Task to carry out ▸ Every line below must be reproduced exactly. Copy them all.

* Begin Data provided *

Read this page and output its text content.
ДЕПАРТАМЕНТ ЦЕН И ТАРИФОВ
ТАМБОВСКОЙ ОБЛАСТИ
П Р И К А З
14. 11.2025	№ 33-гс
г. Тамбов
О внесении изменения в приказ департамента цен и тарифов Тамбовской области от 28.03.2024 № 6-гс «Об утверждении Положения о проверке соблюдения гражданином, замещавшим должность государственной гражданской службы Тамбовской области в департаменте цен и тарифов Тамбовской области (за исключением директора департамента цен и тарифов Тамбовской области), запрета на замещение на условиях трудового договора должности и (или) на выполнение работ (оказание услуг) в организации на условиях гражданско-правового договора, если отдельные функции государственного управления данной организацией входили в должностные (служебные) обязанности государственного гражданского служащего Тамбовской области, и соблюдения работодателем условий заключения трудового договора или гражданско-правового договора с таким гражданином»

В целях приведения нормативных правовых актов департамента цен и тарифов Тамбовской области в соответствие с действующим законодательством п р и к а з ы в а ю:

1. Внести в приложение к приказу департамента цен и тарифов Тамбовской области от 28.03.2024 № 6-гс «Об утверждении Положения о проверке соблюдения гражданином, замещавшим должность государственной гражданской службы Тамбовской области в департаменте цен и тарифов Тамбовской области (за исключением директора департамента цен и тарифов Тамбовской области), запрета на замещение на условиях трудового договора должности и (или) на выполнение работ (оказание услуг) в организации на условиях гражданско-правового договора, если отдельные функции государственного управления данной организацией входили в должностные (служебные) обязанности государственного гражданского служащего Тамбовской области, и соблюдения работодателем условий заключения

* End Data provided *

Result of this task ▸
Read this page and output its text content.
ДЕПАРТАМЕНТ ЦЕН И ТАРИФОВ
ТАМБОВСКОЙ ОБЛАСТИ
П Р И К А З
14. 11.2025	№ 33-гс
г. Тамбов
О внесении изменения в приказ департамента цен и тарифов Тамбовской области от 28.03.2024 № 6-гс «Об утверждении Положения о проверке соблюдения гражданином, замещавшим должность государственной гражданской службы Тамбовской области в департаменте цен и тарифов Тамбовской области (за исключением директора департамента цен и тарифов Тамбовской области), запрета на замещение на условиях трудового договора должности и (или) на выполнение работ (оказание услуг) в организации на условиях гражданско-правового договора, если отдельные функции государственного управления данной организацией входили в должностные (служебные) обязанности государственного гражданского служащего Тамбовской области, и соблюдения работодателем условий заключения трудового договора или гражданско-правового договора с таким гражданином»

В целях приведения нормативных правовых актов департамента цен и тарифов Тамбовской области в соответствие с действующим законодательством п р и к а з ы в а ю:

1. Внести в приложение к приказу департамента цен и тарифов Тамбовской области от 28.03.2024 № 6-гс «Об утверждении Положения о проверке соблюдения гражданином, замещавшим должность государственной гражданской службы Тамбовской области в департаменте цен и тарифов Тамбовской области (за исключением директора департамента цен и тарифов Тамбовской области), запрета на замещение на условиях трудового договора должности и (или) на выполнение работ (оказание услуг) в организации на условиях гражданско-правового договора, если отдельные функции государственного управления данной организацией входили в должностные (служебные) обязанности государственного гражданского служащего Тамбовской области, и соблюдения работодателем условий заключения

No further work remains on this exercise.